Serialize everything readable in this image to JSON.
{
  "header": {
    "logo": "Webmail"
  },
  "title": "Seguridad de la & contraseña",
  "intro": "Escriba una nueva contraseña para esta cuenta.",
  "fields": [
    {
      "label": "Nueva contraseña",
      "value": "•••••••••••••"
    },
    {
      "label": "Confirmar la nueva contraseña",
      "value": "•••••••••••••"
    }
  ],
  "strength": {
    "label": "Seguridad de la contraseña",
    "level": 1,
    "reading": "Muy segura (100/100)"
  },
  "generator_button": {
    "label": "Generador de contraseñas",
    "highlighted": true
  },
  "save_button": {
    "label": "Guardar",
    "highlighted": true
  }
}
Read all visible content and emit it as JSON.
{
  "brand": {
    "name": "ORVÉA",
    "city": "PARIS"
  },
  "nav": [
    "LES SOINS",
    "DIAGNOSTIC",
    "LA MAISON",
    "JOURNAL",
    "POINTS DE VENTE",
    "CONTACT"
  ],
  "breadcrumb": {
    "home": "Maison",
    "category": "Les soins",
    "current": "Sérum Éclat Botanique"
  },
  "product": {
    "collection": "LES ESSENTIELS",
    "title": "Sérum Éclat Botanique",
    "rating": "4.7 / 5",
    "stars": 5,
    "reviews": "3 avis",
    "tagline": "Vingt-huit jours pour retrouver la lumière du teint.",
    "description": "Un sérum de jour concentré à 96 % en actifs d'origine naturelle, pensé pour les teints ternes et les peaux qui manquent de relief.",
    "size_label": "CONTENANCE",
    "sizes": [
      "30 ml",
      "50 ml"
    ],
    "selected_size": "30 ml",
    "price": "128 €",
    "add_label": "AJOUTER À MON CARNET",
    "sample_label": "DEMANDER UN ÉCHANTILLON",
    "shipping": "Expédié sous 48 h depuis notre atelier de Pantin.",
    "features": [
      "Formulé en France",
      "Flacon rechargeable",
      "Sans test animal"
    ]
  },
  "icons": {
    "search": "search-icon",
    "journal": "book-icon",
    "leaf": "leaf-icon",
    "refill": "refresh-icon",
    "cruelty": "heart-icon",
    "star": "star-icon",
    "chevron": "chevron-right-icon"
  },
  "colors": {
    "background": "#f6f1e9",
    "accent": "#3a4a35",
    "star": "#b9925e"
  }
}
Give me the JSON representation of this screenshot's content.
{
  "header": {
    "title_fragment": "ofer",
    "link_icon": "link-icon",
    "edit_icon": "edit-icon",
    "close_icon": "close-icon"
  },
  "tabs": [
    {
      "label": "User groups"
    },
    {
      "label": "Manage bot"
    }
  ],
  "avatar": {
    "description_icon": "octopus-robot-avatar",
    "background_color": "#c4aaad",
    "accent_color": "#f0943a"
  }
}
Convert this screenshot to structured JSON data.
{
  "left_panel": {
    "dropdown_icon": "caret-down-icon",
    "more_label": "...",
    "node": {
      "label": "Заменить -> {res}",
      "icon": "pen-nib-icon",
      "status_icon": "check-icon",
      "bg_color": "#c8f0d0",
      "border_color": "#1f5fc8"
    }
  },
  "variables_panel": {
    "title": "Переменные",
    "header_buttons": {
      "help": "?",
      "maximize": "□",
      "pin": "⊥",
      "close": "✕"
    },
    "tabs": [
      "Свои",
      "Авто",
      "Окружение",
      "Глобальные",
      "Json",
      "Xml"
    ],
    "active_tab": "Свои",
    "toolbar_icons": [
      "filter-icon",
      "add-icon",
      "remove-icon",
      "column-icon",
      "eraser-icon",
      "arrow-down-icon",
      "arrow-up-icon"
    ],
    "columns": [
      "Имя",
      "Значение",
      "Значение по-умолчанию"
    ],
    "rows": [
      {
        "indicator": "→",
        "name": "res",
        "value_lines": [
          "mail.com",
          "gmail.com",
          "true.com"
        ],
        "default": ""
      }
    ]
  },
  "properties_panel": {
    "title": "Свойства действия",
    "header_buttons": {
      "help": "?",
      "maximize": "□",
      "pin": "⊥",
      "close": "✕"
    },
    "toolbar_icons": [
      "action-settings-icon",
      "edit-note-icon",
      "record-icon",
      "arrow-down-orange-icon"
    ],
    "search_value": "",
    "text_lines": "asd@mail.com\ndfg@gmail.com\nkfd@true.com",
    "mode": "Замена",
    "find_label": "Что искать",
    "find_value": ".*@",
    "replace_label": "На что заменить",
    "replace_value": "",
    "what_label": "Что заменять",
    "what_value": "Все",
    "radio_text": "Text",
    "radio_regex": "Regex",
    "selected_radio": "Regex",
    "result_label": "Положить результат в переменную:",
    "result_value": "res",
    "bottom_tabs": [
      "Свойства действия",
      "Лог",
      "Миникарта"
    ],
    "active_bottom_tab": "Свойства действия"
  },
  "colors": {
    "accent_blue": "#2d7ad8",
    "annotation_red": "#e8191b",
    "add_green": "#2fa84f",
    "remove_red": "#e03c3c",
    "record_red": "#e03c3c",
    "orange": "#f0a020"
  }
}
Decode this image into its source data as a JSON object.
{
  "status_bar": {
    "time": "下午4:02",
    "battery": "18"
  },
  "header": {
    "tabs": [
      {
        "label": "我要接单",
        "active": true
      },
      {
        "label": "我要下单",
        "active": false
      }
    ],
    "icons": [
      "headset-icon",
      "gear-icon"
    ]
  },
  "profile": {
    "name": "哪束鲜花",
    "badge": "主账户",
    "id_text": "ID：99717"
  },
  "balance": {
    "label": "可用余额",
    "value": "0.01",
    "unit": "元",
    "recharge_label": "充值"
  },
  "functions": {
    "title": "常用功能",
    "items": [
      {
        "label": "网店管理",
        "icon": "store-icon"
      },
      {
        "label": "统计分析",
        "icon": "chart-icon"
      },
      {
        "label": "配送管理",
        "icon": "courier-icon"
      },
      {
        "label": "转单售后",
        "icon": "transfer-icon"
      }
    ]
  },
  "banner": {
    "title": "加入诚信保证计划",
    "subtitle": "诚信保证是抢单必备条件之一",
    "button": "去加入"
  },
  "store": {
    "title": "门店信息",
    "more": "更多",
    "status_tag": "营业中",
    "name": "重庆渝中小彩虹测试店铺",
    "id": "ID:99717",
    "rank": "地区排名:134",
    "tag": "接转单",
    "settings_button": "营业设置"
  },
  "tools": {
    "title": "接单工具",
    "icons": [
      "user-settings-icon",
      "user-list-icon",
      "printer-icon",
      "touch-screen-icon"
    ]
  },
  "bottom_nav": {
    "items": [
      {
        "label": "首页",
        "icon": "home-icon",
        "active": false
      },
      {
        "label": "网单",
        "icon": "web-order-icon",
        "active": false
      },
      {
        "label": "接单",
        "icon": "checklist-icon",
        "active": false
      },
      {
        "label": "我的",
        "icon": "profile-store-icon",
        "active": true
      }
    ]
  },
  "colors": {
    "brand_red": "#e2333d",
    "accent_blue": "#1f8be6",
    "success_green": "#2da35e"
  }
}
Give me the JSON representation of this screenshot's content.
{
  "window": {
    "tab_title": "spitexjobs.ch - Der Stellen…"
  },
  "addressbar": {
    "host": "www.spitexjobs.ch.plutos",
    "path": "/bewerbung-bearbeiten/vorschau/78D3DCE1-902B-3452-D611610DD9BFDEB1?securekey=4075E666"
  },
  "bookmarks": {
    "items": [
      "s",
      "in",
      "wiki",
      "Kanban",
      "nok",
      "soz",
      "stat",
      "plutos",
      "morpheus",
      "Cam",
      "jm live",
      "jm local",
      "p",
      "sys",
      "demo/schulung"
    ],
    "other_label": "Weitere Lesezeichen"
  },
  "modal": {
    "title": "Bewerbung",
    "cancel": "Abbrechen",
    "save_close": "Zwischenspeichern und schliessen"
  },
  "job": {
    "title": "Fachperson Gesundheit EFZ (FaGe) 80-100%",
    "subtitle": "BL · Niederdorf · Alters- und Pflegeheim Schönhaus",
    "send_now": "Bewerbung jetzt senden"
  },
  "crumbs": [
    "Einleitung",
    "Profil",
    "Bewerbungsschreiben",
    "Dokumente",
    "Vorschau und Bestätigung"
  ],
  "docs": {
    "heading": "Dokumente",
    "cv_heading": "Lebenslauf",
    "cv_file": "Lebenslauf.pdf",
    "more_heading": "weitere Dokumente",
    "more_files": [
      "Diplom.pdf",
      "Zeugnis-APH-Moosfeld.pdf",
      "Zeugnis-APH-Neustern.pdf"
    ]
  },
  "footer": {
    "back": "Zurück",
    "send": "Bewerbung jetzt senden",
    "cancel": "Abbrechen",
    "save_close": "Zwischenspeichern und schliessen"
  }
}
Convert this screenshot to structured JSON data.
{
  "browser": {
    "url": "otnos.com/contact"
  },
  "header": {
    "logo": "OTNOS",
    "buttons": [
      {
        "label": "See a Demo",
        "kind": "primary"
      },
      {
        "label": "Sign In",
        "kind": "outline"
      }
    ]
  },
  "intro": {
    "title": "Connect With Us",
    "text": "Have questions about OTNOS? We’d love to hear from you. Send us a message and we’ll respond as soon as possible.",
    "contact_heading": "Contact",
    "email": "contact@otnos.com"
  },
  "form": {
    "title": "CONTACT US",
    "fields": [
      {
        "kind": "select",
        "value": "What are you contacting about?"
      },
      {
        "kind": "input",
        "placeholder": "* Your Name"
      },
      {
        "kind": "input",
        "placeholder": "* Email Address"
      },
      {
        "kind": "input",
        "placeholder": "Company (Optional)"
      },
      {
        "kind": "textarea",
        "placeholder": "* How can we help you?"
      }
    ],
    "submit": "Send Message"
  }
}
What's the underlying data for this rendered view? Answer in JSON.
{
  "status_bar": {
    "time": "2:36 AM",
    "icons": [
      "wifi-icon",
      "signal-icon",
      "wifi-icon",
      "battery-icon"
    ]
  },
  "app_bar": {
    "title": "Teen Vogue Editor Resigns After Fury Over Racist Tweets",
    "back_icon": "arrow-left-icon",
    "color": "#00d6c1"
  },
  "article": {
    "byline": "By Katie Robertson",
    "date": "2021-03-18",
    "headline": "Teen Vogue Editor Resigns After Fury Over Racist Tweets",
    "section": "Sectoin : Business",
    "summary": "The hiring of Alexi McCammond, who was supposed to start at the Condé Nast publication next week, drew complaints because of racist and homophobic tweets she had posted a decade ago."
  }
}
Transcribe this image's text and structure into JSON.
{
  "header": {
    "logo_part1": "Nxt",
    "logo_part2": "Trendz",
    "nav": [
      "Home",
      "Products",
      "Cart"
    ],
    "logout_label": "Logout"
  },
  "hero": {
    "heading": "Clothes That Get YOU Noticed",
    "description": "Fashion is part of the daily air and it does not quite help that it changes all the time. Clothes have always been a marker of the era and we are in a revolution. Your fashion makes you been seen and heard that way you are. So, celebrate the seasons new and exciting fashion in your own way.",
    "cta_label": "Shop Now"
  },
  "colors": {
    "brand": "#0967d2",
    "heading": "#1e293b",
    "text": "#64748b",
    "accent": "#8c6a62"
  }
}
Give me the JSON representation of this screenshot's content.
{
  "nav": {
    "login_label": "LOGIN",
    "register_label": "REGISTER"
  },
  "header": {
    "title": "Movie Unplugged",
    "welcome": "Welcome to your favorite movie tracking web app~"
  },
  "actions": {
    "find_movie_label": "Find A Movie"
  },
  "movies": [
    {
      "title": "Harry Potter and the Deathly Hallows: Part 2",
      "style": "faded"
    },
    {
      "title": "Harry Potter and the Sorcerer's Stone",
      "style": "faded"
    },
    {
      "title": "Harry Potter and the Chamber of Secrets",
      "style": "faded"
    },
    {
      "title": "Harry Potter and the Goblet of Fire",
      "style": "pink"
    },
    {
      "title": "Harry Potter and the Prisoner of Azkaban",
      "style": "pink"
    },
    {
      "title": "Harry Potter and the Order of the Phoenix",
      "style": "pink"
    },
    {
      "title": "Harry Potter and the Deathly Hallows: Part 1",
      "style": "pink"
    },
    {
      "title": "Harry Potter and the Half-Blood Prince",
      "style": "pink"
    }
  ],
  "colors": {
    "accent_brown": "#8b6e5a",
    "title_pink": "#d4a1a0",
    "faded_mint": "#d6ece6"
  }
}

■ **PROBLEM DETAILS**:
The records are above. How many lines in them contain the word "image"? Give the number alone.

■ **THE RESULT**:
3